■ Exercise material

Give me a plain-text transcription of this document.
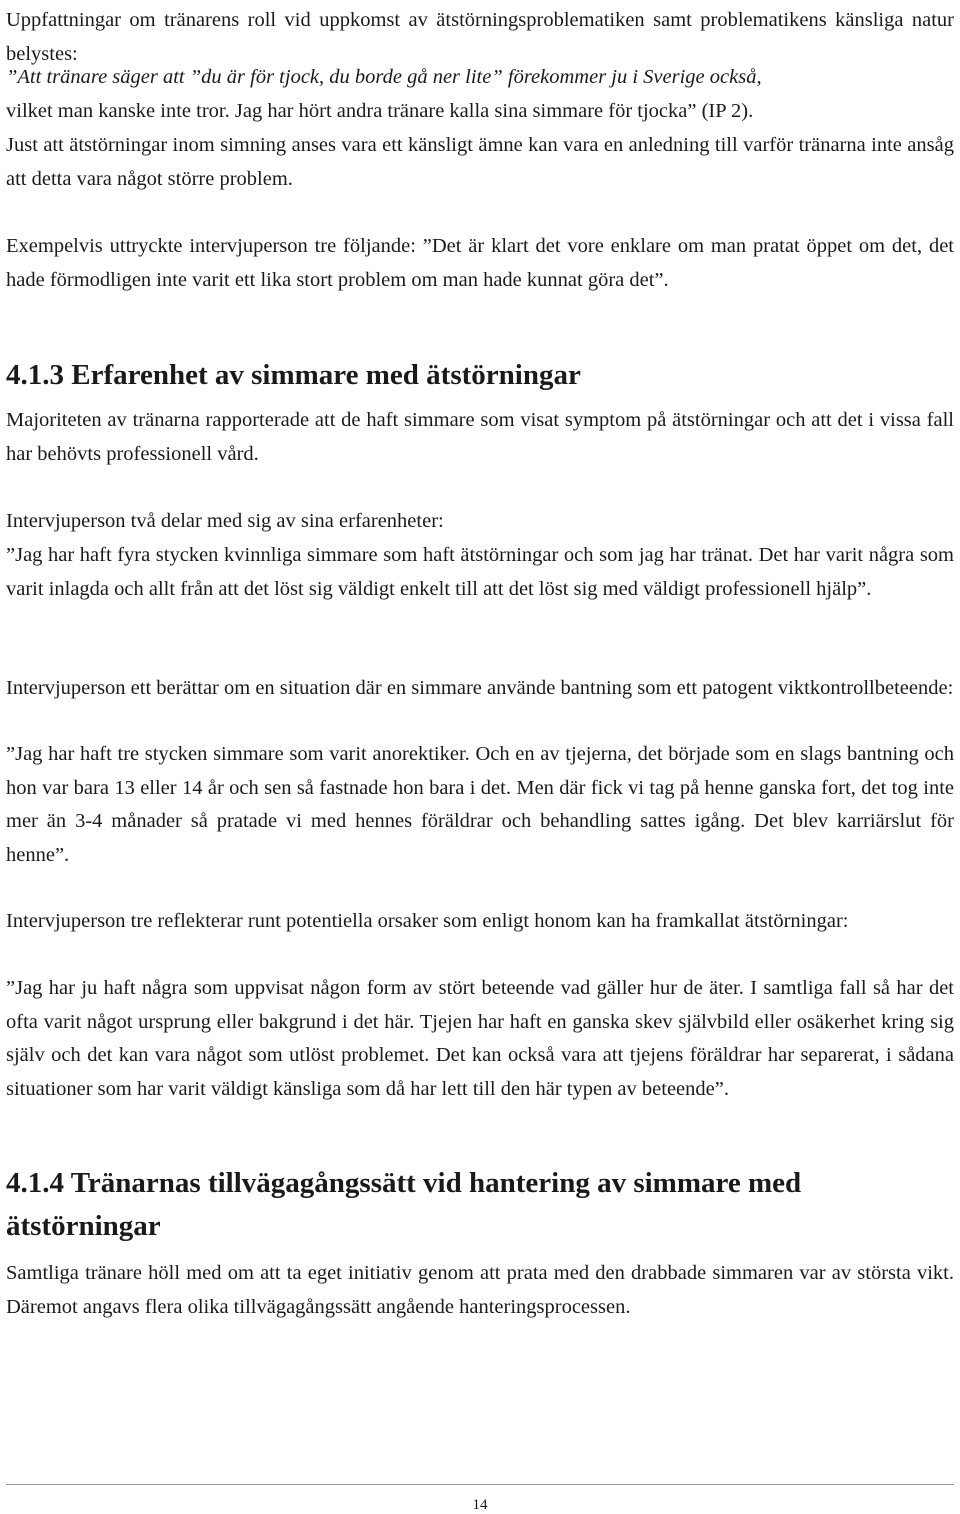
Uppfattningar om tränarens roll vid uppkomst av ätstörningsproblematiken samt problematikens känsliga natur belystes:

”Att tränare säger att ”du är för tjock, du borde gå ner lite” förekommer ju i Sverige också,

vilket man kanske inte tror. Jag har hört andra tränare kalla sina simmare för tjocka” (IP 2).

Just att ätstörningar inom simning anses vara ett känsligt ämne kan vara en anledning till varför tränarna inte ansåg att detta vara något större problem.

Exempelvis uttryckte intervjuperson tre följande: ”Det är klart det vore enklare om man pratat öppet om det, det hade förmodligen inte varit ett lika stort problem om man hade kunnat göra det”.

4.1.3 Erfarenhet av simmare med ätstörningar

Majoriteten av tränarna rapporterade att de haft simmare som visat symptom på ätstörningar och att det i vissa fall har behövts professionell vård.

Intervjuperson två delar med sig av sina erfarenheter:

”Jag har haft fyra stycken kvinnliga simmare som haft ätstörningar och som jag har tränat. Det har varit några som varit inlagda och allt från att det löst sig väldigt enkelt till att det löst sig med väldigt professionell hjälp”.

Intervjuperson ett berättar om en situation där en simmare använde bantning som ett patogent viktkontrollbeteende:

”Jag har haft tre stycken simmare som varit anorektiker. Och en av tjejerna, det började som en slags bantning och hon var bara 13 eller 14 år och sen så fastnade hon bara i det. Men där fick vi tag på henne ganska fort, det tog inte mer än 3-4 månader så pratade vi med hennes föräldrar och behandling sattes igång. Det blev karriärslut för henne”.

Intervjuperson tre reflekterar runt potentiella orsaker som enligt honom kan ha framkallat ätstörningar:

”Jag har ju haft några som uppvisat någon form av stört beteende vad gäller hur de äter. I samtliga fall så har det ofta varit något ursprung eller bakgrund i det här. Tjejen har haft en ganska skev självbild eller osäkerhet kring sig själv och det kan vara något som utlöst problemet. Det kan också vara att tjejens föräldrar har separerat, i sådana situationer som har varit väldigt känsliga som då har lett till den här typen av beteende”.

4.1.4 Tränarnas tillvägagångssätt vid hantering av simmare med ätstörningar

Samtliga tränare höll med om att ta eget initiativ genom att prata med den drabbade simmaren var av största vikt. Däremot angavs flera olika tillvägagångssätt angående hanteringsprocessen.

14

■ Exercise prompt
Every record is to be repeated exactly, and no picture is carried over.

■ Exercise solution
Give me a plain-text transcription of this document.
Uppfattningar om tränarens roll vid uppkomst av ätstörningsproblematiken samt problematikens känsliga natur belystes:

”Att tränare säger att ”du är för tjock, du borde gå ner lite” förekommer ju i Sverige också,

vilket man kanske inte tror. Jag har hört andra tränare kalla sina simmare för tjocka” (IP 2).

Just att ätstörningar inom simning anses vara ett känsligt ämne kan vara en anledning till varför tränarna inte ansåg att detta vara något större problem.

Exempelvis uttryckte intervjuperson tre följande: ”Det är klart det vore enklare om man pratat öppet om det, det hade förmodligen inte varit ett lika stort problem om man hade kunnat göra det”.

4.1.3 Erfarenhet av simmare med ätstörningar

Majoriteten av tränarna rapporterade att de haft simmare som visat symptom på ätstörningar och att det i vissa fall har behövts professionell vård.

Intervjuperson två delar med sig av sina erfarenheter:

”Jag har haft fyra stycken kvinnliga simmare som haft ätstörningar och som jag har tränat. Det har varit några som varit inlagda och allt från att det löst sig väldigt enkelt till att det löst sig med väldigt professionell hjälp”.

Intervjuperson ett berättar om en situation där en simmare använde bantning som ett patogent viktkontrollbeteende:

”Jag har haft tre stycken simmare som varit anorektiker. Och en av tjejerna, det började som en slags bantning och hon var bara 13 eller 14 år och sen så fastnade hon bara i det. Men där fick vi tag på henne ganska fort, det tog inte mer än 3-4 månader så pratade vi med hennes föräldrar och behandling sattes igång. Det blev karriärslut för henne”.

Intervjuperson tre reflekterar runt potentiella orsaker som enligt honom kan ha framkallat ätstörningar:

”Jag har ju haft några som uppvisat någon form av stört beteende vad gäller hur de äter. I samtliga fall så har det ofta varit något ursprung eller bakgrund i det här. Tjejen har haft en ganska skev självbild eller osäkerhet kring sig själv och det kan vara något som utlöst problemet. Det kan också vara att tjejens föräldrar har separerat, i sådana situationer som har varit väldigt känsliga som då har lett till den här typen av beteende”.

4.1.4 Tränarnas tillvägagångssätt vid hantering av simmare med ätstörningar

Samtliga tränare höll med om att ta eget initiativ genom att prata med den drabbade simmaren var av största vikt. Däremot angavs flera olika tillvägagångssätt angående hanteringsprocessen.

14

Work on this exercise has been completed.